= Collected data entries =
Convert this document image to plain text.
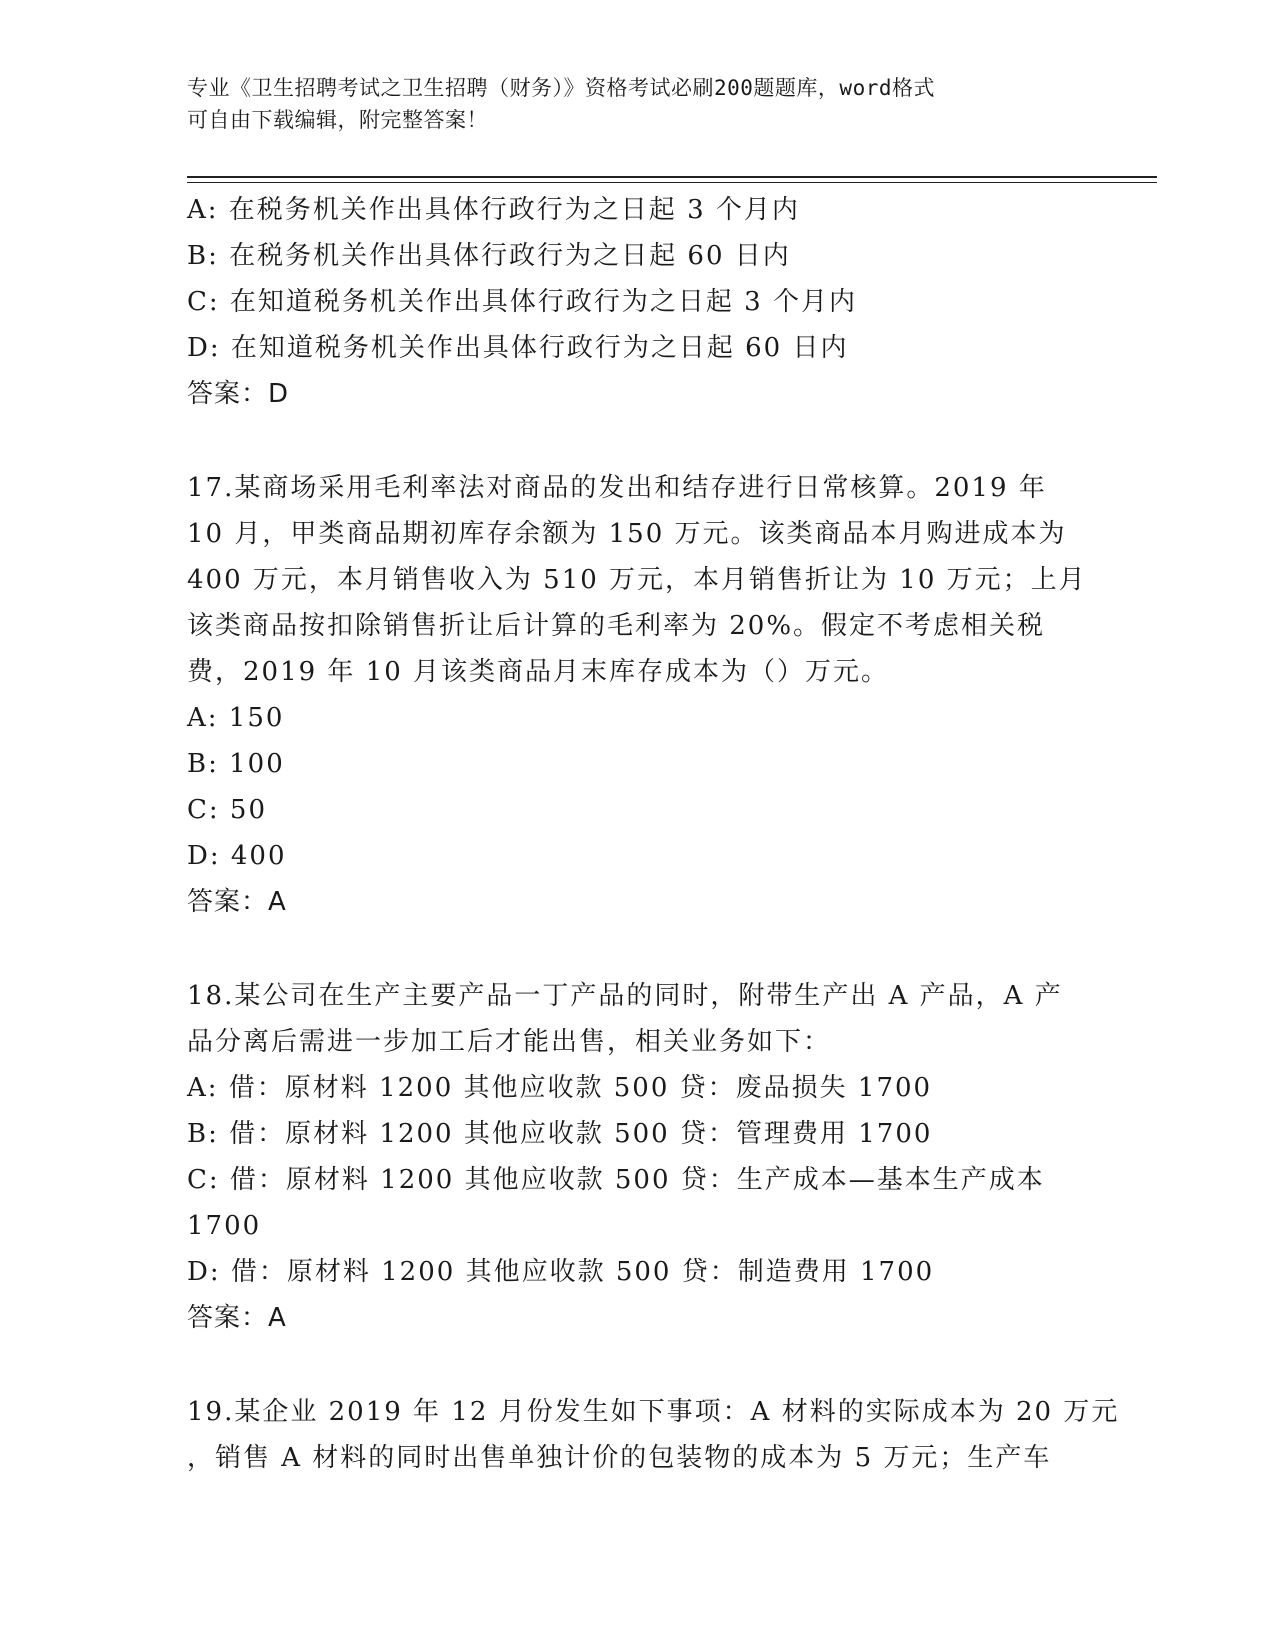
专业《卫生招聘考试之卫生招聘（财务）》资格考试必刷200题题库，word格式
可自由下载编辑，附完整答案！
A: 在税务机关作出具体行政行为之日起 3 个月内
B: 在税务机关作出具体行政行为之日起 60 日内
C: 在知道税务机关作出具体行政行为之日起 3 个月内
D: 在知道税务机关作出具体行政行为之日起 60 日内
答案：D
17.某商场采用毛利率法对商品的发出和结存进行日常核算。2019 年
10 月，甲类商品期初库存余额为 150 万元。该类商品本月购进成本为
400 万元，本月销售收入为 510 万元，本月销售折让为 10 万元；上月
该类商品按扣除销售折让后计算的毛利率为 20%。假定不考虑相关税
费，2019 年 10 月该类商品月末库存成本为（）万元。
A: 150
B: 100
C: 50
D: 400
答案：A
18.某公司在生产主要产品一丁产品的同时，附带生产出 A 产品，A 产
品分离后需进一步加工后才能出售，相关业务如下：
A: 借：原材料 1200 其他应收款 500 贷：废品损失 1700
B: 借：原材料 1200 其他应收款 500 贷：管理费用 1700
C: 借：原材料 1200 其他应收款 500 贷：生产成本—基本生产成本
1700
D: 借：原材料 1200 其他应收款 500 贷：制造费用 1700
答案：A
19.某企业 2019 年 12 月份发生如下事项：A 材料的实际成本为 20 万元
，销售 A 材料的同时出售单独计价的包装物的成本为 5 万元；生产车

= DIRECTIONS FOR THIS TASK =
Copy out the records above in full, exactly as written, but not the pictures.

= RESPONSE TO THE EXERCISE =
Convert this document image to plain text.
专业《卫生招聘考试之卫生招聘（财务）》资格考试必刷200题题库，word格式
可自由下载编辑，附完整答案！
A: 在税务机关作出具体行政行为之日起 3 个月内
B: 在税务机关作出具体行政行为之日起 60 日内
C: 在知道税务机关作出具体行政行为之日起 3 个月内
D: 在知道税务机关作出具体行政行为之日起 60 日内
答案：D
17.某商场采用毛利率法对商品的发出和结存进行日常核算。2019 年
10 月，甲类商品期初库存余额为 150 万元。该类商品本月购进成本为
400 万元，本月销售收入为 510 万元，本月销售折让为 10 万元；上月
该类商品按扣除销售折让后计算的毛利率为 20%。假定不考虑相关税
费，2019 年 10 月该类商品月末库存成本为（）万元。
A: 150
B: 100
C: 50
D: 400
答案：A
18.某公司在生产主要产品一丁产品的同时，附带生产出 A 产品，A 产
品分离后需进一步加工后才能出售，相关业务如下：
A: 借：原材料 1200 其他应收款 500 贷：废品损失 1700
B: 借：原材料 1200 其他应收款 500 贷：管理费用 1700
C: 借：原材料 1200 其他应收款 500 贷：生产成本—基本生产成本
1700
D: 借：原材料 1200 其他应收款 500 贷：制造费用 1700
答案：A
19.某企业 2019 年 12 月份发生如下事项：A 材料的实际成本为 20 万元
，销售 A 材料的同时出售单独计价的包装物的成本为 5 万元；生产车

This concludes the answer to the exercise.